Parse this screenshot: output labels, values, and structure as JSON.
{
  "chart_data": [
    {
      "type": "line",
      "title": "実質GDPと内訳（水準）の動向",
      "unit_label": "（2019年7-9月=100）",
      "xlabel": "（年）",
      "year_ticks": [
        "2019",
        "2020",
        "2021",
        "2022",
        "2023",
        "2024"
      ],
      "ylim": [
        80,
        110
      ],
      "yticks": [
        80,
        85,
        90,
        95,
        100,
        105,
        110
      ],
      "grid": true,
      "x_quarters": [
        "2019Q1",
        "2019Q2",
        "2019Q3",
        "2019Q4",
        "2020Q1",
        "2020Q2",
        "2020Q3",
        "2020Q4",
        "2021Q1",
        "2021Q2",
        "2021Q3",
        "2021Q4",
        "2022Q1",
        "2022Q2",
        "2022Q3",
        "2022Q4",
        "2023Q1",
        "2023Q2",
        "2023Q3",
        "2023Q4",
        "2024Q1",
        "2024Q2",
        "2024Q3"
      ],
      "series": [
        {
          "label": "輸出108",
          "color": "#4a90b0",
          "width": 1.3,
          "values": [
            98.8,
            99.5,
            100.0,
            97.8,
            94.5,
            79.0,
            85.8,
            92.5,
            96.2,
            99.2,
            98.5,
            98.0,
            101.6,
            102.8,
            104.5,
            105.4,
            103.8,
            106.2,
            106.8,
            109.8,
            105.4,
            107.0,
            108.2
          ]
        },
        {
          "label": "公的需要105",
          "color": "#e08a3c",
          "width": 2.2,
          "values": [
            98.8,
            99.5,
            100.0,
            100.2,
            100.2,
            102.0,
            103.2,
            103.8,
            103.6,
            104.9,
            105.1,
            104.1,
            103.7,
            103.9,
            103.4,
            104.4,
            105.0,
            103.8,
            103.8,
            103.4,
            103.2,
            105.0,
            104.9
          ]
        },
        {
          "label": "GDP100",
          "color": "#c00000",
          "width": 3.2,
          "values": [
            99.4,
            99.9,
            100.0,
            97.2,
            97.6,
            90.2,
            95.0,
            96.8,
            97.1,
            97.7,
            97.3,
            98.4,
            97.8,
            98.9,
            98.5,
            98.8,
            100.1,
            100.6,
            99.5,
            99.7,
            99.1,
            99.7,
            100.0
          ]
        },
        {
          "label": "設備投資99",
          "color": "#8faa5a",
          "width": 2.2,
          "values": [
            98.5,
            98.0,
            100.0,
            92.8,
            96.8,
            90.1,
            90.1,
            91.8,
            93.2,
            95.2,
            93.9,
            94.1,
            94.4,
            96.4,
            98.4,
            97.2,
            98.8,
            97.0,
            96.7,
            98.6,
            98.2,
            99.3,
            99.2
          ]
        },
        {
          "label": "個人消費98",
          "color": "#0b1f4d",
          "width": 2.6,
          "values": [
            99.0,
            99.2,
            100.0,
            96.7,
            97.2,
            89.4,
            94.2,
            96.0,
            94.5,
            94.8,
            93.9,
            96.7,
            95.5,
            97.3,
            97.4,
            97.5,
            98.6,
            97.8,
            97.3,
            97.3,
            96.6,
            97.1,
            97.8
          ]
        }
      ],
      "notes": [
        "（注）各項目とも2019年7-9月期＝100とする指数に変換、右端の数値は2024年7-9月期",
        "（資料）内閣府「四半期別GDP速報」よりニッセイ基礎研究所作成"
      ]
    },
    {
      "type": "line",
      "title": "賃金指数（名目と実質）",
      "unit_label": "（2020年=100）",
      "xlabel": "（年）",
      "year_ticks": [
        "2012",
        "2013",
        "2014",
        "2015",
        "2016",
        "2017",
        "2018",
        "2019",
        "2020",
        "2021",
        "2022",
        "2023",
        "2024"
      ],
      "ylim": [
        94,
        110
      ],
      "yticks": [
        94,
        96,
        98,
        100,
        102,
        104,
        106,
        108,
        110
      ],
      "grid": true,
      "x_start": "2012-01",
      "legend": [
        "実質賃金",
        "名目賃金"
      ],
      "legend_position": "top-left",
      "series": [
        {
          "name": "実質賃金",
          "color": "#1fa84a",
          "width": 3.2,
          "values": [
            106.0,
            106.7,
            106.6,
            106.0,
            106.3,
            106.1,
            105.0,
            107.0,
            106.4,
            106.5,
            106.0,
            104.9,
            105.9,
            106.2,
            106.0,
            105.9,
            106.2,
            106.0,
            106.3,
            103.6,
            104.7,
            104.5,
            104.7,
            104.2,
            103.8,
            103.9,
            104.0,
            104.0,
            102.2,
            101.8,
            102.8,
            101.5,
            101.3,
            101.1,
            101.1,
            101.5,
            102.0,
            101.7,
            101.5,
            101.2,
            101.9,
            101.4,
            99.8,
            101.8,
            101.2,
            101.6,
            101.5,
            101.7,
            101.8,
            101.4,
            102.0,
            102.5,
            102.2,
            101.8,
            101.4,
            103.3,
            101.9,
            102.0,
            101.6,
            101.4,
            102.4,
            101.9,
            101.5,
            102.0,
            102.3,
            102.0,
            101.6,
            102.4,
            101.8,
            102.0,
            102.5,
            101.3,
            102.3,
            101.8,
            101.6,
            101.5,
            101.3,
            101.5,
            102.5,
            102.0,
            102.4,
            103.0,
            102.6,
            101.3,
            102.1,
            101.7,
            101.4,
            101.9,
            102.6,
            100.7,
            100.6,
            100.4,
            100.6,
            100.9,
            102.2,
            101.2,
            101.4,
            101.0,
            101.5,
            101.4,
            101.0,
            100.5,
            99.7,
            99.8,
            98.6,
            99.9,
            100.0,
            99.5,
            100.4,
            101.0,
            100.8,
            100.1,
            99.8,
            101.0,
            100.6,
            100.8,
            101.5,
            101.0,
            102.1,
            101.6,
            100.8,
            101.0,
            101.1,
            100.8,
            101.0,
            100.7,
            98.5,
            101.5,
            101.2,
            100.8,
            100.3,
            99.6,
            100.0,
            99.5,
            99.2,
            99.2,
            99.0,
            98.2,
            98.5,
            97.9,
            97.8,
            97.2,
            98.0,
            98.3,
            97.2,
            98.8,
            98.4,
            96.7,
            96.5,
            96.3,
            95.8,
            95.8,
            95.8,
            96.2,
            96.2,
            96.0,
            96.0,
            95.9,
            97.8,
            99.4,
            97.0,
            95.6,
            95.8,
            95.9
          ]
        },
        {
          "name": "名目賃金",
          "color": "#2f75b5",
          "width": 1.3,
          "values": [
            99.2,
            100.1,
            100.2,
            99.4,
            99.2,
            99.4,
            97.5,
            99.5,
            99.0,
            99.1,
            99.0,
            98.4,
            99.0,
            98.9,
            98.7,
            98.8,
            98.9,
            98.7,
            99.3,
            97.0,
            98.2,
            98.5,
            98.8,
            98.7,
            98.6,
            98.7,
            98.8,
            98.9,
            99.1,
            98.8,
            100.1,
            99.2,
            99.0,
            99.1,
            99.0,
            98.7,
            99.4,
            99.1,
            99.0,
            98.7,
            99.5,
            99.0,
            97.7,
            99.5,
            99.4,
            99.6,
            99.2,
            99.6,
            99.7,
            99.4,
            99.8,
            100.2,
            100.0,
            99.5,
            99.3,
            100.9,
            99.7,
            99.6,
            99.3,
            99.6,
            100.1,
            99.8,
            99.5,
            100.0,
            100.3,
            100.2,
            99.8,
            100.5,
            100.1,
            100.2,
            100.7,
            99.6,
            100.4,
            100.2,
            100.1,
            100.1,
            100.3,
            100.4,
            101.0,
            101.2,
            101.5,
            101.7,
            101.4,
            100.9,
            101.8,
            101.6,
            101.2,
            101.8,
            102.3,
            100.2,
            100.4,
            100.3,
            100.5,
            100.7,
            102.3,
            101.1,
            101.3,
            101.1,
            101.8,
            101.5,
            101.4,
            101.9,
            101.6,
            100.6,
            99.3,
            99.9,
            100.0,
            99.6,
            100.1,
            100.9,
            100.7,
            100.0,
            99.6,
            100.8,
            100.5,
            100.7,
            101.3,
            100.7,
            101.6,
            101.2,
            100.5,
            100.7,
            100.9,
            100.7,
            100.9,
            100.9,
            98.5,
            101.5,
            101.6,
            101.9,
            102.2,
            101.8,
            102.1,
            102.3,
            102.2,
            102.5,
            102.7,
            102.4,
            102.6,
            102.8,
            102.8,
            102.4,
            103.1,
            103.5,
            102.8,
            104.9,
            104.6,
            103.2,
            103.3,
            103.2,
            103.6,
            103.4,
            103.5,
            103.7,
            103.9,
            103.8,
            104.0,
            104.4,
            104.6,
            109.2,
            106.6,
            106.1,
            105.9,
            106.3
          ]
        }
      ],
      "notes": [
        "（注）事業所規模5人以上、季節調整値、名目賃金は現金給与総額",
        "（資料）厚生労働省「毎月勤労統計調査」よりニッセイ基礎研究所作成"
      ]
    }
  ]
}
.....
## GOAL
Tally the lines of the listing that include "よりニッセイ基礎研究所作成". Reply with nothing but the count.

## SOLUTION TO THIS PROBLEM
2